(Data entries)
━━━━━━━━━━

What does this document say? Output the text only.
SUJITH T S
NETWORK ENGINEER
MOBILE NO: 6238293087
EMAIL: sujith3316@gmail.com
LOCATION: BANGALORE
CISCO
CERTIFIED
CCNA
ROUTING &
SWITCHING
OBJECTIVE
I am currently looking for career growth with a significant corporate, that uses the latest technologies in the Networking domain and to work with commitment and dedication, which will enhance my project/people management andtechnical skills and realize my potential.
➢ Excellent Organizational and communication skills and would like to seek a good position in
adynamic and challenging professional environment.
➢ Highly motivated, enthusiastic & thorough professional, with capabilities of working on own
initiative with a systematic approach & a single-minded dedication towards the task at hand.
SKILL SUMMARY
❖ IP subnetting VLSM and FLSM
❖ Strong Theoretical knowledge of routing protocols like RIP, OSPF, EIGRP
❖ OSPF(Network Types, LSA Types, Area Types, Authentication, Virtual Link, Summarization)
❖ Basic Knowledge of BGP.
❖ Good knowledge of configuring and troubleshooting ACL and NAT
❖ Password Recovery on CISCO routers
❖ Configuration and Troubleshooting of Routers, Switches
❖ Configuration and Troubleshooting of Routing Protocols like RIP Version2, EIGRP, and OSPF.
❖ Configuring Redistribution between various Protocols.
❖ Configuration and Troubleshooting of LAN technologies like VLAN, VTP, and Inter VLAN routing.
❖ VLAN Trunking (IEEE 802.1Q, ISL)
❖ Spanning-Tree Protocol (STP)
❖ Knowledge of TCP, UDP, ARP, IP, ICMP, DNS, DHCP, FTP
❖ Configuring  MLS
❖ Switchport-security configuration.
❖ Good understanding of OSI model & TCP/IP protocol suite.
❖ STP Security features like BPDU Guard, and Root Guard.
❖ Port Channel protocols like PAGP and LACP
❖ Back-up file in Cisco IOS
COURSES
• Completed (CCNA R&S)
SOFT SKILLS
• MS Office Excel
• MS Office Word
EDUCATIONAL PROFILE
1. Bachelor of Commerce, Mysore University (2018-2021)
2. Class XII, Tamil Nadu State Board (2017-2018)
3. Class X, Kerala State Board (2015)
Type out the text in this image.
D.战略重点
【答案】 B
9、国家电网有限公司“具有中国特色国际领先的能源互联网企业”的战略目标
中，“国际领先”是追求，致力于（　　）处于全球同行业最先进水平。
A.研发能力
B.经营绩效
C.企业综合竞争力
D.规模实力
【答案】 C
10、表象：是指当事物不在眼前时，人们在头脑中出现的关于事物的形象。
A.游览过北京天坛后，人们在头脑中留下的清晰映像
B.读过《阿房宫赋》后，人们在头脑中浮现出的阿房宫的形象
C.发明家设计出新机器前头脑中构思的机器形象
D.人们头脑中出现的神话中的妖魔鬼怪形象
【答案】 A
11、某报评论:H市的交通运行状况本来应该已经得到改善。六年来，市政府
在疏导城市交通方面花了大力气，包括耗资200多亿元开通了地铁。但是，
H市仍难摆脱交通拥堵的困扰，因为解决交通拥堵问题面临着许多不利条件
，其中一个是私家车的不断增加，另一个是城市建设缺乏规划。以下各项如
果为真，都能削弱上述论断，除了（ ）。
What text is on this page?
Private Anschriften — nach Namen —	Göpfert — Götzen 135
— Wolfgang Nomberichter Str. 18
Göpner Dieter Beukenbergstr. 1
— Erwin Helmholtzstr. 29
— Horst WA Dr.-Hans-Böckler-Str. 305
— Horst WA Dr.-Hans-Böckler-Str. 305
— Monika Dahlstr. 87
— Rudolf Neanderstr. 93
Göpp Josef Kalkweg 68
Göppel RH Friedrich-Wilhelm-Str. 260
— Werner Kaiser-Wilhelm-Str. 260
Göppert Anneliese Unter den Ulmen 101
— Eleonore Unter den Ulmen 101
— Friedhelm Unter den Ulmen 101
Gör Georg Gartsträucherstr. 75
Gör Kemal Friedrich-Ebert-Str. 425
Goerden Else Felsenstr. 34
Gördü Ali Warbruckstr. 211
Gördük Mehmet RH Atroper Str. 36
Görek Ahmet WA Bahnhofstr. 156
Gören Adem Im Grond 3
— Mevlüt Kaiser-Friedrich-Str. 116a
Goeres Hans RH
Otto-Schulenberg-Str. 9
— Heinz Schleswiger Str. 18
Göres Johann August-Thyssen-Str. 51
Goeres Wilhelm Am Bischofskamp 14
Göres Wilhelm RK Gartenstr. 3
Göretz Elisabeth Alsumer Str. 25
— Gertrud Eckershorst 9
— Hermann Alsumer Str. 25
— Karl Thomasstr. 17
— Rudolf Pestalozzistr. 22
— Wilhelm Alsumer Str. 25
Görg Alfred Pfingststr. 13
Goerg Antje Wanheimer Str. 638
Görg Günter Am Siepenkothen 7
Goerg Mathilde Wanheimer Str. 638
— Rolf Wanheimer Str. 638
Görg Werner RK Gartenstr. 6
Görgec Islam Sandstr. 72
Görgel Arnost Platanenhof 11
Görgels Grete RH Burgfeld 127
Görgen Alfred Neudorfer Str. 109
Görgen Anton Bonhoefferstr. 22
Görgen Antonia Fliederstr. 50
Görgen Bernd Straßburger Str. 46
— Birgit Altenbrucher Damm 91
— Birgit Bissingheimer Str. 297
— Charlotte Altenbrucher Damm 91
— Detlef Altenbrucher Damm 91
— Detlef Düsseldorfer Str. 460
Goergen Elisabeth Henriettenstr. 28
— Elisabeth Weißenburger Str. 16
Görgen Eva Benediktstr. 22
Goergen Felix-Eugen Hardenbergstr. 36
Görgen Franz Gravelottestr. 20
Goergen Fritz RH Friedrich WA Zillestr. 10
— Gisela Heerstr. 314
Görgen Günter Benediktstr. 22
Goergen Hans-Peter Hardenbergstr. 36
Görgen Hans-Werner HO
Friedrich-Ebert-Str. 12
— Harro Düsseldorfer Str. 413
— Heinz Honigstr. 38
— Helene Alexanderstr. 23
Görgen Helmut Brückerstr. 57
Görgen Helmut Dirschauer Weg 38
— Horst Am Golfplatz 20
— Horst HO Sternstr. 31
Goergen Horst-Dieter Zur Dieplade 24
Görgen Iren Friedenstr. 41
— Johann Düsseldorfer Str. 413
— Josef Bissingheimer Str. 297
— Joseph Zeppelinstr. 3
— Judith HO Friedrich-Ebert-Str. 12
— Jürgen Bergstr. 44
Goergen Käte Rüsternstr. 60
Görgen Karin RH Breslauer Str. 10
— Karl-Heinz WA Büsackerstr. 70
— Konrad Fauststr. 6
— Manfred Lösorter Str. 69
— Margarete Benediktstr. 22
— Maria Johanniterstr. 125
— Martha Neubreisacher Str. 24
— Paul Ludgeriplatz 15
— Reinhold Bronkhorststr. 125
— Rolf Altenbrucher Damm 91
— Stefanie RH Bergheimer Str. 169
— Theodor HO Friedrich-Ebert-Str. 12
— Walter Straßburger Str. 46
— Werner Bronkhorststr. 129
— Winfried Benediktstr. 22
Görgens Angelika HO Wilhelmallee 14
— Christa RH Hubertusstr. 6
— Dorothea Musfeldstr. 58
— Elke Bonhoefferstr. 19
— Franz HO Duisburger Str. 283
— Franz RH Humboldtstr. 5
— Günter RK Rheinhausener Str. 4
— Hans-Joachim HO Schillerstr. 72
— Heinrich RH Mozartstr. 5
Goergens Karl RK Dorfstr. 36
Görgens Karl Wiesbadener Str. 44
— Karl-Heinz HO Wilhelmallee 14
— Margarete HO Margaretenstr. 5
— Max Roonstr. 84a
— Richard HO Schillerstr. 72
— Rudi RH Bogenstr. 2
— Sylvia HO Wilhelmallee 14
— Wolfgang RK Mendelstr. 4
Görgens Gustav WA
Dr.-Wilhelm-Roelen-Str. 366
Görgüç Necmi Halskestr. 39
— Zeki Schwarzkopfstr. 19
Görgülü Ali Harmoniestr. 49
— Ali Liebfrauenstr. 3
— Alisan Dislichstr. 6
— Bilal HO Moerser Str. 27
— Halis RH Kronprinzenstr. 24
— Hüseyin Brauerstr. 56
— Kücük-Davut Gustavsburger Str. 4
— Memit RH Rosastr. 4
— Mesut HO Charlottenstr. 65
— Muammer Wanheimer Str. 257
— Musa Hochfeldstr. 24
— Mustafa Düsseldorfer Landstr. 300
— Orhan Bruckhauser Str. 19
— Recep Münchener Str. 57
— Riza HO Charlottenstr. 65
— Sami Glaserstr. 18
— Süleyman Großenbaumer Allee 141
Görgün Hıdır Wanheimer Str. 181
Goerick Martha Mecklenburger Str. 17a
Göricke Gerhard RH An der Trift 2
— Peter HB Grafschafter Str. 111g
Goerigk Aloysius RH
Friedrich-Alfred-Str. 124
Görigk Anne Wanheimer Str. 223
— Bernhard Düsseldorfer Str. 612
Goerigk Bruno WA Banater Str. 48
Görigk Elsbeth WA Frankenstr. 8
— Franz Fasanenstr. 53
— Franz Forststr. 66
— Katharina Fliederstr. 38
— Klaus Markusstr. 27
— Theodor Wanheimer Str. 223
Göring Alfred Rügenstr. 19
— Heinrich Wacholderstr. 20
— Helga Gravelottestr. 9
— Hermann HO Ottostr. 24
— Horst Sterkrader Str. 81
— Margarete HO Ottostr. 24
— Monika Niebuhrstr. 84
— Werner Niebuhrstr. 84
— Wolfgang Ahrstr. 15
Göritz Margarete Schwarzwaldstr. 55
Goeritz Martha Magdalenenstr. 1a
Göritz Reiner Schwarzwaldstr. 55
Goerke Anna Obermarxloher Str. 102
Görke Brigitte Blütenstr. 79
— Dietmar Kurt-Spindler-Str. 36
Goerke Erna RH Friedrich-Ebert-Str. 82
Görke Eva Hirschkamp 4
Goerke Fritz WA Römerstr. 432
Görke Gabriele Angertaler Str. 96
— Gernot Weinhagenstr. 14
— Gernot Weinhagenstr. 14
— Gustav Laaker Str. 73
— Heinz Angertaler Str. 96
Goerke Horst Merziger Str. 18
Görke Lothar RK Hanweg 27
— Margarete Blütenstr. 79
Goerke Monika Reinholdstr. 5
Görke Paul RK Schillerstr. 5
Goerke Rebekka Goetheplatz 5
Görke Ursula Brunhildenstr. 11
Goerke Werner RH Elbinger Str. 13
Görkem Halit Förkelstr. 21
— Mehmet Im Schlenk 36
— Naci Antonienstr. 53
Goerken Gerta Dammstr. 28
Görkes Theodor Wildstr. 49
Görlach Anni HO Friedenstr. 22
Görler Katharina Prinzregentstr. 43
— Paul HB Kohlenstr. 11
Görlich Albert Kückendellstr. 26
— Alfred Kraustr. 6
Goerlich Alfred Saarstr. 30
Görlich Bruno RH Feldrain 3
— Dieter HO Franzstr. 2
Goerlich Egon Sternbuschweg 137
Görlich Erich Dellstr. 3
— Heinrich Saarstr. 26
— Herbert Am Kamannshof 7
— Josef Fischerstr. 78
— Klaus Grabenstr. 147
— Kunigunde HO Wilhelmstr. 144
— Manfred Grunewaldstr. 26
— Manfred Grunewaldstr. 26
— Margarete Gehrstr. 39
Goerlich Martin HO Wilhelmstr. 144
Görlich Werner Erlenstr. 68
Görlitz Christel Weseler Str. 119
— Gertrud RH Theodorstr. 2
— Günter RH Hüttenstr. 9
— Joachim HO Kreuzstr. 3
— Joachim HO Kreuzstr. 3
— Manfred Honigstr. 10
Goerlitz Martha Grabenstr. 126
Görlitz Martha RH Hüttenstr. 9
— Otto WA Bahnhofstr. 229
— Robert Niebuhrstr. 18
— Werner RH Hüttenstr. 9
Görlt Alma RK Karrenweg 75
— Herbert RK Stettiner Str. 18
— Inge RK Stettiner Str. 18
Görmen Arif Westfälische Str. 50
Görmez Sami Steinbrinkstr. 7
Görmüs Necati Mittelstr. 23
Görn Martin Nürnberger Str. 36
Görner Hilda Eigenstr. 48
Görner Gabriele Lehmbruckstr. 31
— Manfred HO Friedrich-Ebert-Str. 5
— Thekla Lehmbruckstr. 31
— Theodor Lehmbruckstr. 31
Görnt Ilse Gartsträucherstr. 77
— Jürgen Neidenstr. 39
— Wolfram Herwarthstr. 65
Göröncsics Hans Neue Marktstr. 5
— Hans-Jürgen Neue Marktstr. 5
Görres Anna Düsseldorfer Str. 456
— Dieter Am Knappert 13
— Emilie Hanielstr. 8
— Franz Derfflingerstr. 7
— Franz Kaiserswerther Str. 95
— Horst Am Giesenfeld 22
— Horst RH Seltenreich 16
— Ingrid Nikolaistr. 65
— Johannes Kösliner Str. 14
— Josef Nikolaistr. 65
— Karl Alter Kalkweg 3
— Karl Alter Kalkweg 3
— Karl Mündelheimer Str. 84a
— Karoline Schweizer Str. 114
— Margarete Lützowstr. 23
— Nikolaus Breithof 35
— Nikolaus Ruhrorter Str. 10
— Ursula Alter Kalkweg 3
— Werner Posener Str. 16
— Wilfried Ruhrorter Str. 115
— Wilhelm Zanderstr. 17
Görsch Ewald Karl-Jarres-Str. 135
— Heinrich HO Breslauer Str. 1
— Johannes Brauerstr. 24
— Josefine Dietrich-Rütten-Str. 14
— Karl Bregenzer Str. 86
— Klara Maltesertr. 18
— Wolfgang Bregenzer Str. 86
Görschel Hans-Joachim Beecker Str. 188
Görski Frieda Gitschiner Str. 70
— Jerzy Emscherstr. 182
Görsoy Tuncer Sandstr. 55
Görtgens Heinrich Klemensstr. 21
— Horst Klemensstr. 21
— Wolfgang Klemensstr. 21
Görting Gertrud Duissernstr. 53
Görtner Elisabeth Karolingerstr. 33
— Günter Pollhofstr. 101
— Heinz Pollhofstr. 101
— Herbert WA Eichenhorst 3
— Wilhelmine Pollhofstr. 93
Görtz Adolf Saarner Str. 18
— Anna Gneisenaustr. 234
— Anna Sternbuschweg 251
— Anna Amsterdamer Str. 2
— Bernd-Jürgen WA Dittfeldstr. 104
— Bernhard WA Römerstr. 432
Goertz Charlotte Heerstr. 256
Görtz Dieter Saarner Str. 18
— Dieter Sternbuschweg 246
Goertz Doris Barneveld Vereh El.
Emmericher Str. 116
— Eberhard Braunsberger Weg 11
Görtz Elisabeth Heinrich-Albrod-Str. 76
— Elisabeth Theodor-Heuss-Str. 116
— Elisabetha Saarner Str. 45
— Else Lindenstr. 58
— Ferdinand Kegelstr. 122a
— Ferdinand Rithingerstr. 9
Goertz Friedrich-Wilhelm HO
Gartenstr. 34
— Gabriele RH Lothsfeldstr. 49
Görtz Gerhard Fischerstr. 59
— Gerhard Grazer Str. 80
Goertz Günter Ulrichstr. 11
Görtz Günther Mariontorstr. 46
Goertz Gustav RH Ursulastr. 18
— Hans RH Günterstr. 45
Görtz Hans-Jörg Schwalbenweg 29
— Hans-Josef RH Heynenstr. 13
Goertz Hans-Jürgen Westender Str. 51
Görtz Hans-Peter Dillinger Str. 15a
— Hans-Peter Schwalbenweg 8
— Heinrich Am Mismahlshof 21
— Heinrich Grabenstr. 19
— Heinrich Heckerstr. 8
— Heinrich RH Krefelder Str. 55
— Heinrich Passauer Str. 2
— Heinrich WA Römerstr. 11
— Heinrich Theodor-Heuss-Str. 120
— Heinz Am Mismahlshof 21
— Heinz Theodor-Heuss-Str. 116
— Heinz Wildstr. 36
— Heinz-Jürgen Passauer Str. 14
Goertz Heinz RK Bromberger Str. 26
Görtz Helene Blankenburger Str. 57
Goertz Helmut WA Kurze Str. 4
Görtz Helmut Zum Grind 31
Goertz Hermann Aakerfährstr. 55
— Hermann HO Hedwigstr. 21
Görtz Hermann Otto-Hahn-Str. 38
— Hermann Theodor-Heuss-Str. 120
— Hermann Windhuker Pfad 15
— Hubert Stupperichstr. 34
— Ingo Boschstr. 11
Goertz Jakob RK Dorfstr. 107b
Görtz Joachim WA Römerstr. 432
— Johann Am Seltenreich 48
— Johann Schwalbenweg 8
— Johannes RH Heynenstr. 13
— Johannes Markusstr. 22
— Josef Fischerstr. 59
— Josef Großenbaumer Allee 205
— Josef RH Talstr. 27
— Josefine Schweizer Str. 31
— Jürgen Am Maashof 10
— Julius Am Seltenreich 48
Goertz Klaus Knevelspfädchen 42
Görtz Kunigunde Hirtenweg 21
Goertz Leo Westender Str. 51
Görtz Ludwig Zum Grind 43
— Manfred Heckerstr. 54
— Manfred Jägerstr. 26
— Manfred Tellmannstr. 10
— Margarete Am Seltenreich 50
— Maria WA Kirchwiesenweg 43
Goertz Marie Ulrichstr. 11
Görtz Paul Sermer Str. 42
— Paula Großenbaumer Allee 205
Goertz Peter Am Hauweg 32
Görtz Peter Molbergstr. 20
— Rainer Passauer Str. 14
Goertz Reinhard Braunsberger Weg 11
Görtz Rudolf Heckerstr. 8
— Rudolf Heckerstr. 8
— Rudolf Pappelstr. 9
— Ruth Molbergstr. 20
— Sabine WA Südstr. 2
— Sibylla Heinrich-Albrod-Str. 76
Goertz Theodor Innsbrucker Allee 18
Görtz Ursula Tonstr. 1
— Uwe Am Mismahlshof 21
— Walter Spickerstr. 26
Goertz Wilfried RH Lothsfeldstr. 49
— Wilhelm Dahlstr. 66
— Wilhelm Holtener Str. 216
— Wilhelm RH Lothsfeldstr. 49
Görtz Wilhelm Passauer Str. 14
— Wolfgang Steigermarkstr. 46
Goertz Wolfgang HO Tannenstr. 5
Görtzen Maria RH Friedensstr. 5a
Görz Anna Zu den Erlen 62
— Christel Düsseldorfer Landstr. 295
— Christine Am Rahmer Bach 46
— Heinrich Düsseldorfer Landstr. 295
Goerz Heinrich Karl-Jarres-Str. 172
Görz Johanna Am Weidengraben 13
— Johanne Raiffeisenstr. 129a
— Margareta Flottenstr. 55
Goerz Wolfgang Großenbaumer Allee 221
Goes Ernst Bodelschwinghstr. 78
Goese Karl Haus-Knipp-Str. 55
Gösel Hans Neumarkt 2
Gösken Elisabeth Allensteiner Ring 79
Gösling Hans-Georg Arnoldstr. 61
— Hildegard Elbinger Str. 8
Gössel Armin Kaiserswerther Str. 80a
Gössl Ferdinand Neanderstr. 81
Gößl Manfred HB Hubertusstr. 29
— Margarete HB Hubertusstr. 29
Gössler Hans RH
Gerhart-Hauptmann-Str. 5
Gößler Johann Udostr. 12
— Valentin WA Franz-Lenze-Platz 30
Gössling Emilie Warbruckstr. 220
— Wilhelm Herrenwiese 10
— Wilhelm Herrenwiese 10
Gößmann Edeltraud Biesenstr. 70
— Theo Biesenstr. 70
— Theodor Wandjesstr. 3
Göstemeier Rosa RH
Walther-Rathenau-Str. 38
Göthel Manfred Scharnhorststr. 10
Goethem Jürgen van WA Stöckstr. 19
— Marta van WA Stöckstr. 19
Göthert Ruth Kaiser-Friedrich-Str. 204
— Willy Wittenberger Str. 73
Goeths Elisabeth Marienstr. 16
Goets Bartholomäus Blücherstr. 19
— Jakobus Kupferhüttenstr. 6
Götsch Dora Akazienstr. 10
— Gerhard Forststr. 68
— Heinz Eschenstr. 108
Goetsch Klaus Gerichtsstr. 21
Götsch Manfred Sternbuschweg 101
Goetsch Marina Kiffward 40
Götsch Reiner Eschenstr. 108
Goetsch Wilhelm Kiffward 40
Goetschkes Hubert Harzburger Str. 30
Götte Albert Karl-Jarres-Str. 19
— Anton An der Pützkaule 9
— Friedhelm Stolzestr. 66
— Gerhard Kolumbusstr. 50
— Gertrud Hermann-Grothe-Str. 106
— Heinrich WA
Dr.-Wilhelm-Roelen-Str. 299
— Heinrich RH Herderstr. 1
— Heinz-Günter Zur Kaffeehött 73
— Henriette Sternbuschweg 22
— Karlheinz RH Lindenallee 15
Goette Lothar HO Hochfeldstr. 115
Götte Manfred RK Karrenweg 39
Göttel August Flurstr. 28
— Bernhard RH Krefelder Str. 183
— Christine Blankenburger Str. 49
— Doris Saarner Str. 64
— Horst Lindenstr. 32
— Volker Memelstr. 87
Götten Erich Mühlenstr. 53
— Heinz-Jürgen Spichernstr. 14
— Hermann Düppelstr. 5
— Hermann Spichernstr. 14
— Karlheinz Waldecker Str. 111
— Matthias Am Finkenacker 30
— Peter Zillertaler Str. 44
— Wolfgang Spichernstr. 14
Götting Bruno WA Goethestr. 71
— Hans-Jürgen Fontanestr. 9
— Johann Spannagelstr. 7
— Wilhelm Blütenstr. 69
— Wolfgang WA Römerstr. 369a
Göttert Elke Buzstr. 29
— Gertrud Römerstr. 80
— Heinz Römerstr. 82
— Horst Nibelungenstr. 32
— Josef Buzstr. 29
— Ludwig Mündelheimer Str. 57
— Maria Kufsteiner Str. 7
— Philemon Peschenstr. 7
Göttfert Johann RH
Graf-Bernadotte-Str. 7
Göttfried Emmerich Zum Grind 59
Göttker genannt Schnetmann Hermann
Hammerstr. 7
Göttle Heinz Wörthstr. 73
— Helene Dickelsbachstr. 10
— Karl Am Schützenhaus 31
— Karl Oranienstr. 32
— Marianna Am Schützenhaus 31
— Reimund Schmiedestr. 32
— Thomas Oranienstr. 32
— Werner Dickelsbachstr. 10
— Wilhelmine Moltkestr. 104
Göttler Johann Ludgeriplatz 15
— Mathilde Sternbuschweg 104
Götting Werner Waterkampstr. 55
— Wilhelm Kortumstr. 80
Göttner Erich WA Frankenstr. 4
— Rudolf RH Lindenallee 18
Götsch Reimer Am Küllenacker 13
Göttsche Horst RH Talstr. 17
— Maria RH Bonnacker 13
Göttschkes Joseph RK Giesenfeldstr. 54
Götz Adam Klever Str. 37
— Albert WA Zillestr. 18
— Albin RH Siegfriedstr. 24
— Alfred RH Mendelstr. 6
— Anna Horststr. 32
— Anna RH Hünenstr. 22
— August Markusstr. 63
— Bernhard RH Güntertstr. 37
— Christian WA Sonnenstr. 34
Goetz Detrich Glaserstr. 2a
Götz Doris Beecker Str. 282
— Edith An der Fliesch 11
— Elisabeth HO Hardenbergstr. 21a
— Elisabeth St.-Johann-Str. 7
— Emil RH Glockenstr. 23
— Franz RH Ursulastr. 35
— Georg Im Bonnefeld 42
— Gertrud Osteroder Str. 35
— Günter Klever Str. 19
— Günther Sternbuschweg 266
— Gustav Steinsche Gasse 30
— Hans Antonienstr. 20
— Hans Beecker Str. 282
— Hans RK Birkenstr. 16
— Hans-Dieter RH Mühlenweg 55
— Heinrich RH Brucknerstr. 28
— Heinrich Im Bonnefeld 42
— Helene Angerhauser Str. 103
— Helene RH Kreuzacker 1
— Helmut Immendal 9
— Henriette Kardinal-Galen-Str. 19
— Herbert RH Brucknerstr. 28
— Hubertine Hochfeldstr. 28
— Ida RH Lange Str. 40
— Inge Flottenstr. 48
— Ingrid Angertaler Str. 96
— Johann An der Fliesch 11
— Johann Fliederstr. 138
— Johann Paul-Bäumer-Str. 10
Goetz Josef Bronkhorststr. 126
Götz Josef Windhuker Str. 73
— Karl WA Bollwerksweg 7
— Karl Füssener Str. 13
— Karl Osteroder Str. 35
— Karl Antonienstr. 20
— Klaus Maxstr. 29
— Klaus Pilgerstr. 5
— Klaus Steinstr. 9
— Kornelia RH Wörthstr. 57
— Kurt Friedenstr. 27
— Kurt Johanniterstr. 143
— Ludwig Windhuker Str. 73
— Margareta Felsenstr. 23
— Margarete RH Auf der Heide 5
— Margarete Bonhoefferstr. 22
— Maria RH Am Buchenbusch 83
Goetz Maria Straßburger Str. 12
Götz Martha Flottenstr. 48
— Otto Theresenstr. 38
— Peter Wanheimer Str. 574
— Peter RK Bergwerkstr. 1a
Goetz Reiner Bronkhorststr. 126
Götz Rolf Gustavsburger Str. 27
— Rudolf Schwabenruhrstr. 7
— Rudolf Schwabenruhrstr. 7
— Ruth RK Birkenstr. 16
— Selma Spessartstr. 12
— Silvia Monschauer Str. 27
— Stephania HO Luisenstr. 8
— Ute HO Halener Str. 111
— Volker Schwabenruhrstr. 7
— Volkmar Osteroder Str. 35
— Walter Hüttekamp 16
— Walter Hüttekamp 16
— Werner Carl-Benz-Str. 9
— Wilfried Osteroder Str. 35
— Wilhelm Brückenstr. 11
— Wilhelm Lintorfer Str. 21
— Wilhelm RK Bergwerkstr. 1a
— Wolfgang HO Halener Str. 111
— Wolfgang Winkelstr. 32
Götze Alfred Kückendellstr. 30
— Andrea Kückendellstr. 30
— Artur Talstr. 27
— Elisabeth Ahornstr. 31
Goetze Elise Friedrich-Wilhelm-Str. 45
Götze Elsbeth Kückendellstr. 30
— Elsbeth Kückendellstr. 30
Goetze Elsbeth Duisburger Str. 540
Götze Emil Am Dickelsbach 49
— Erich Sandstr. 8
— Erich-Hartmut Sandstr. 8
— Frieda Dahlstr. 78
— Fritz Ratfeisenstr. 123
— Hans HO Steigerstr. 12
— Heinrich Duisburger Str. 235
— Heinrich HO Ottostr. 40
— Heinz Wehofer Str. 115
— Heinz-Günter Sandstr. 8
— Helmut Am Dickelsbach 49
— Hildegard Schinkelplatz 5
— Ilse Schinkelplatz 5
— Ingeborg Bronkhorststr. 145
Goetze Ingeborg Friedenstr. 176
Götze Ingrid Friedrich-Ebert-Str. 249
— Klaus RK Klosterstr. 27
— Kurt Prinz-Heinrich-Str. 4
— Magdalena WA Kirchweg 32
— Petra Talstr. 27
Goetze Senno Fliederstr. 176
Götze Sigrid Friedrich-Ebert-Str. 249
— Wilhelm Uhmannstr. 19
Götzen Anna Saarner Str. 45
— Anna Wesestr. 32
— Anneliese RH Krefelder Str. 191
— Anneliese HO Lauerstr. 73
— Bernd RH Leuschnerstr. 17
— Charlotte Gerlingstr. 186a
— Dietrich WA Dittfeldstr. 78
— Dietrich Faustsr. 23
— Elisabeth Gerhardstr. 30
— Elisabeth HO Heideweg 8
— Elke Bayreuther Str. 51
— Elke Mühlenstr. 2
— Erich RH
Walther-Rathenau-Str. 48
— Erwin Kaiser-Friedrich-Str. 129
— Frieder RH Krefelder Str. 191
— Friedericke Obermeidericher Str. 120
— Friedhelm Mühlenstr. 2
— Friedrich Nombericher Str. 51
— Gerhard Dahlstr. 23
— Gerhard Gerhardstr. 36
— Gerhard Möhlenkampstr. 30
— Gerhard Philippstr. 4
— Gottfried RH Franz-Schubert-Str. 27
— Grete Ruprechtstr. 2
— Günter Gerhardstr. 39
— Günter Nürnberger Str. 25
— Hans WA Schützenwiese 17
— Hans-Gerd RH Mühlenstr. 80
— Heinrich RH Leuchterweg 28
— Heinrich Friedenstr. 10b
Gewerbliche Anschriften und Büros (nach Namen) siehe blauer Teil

━━━━━━━━━━

- WHAT YOU NEED TO DO:
State the number of lines in the records that contain the string "Spichernstr", and nothing more.

- SOLVED PROBLEM:
3